*Aim of the task:* Locate all lines with the word "JSON". Copy them.

## begin Given records

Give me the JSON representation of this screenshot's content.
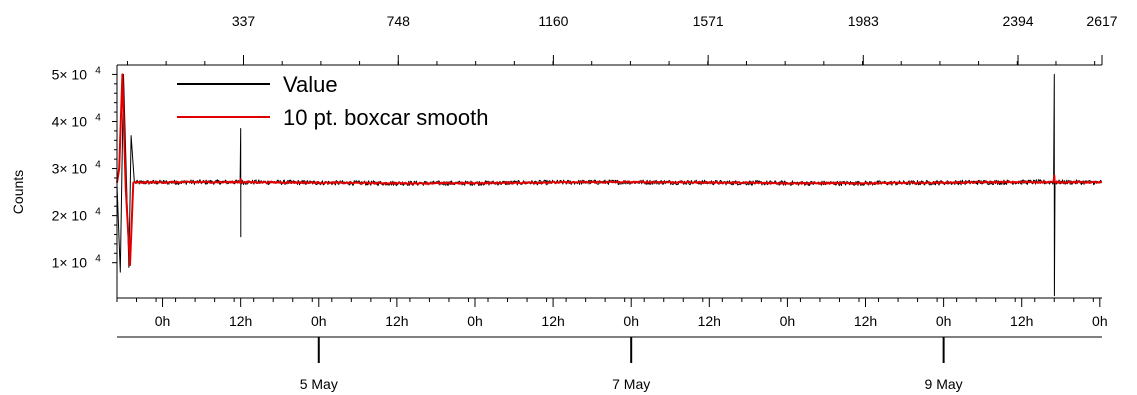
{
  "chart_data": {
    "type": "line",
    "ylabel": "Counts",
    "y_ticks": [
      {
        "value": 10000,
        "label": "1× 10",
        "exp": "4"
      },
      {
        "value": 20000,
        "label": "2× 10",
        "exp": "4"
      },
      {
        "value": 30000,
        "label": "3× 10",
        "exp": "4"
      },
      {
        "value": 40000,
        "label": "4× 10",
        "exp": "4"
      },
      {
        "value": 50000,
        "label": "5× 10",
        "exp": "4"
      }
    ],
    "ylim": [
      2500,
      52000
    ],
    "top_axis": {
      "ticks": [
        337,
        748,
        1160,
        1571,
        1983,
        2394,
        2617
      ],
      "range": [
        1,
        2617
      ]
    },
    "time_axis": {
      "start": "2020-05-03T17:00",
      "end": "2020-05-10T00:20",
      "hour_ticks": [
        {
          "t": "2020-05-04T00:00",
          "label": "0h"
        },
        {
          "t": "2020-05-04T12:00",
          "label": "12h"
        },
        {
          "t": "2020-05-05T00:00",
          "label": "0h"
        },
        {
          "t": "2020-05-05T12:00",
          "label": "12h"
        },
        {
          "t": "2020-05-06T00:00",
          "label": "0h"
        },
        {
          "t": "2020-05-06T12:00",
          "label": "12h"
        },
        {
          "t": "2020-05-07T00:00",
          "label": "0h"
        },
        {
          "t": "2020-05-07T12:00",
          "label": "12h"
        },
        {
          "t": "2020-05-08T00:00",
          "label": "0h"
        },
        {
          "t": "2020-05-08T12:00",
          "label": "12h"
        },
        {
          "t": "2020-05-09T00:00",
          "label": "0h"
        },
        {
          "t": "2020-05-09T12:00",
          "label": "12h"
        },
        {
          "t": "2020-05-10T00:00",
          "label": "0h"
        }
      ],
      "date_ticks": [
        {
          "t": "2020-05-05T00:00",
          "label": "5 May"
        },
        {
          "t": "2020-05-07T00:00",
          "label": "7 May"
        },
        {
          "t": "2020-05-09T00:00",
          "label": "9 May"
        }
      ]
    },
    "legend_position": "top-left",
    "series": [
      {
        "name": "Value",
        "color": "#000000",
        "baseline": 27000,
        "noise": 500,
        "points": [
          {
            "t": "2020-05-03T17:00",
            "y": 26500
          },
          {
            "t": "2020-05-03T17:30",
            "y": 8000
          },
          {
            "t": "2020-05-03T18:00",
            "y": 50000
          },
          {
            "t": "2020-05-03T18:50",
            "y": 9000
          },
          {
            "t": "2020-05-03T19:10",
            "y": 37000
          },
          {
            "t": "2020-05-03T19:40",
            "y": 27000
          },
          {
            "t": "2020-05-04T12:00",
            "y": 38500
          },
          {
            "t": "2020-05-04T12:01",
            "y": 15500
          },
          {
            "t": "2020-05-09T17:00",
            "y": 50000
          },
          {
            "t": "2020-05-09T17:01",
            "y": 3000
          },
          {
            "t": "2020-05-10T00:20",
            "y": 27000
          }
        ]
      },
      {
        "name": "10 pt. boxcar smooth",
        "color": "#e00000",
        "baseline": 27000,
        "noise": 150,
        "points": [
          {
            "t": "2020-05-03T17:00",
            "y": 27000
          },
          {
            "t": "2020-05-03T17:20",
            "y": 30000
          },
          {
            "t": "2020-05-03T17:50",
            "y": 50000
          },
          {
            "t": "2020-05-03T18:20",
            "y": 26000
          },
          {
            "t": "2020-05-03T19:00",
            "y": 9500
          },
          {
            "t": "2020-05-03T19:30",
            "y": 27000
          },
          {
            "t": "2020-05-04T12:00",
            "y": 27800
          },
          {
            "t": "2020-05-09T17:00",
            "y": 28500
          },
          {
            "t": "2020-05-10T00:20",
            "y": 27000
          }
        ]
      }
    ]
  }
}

## end Given records
## begin Given records

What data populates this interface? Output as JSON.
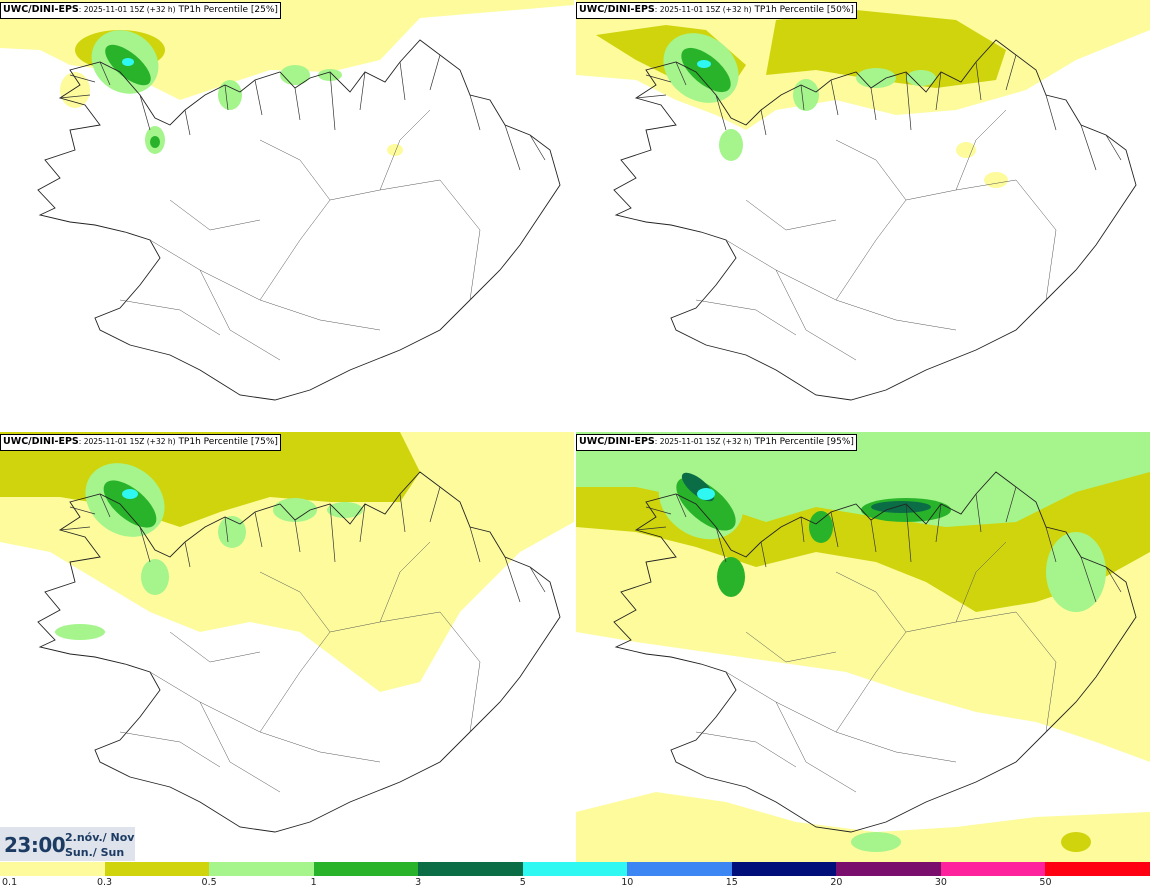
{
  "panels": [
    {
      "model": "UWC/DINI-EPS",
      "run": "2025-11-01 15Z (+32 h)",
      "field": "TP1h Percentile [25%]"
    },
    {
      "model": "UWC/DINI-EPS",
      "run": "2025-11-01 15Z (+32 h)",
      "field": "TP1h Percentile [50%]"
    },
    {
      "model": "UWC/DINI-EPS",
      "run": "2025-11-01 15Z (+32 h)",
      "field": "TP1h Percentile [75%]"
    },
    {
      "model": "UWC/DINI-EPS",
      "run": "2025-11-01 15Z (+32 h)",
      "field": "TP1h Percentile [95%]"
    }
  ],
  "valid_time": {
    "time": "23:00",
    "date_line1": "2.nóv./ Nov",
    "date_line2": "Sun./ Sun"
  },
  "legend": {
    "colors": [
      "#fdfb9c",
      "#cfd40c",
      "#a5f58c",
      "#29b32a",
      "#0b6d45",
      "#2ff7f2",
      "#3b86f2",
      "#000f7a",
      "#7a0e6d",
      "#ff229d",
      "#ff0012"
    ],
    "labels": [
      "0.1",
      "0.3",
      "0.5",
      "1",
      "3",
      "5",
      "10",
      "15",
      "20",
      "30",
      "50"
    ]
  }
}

## end Given records

*Solution to this task:*
Give me the JSON representation of this screenshot's content.
What data populates this interface? Output as JSON.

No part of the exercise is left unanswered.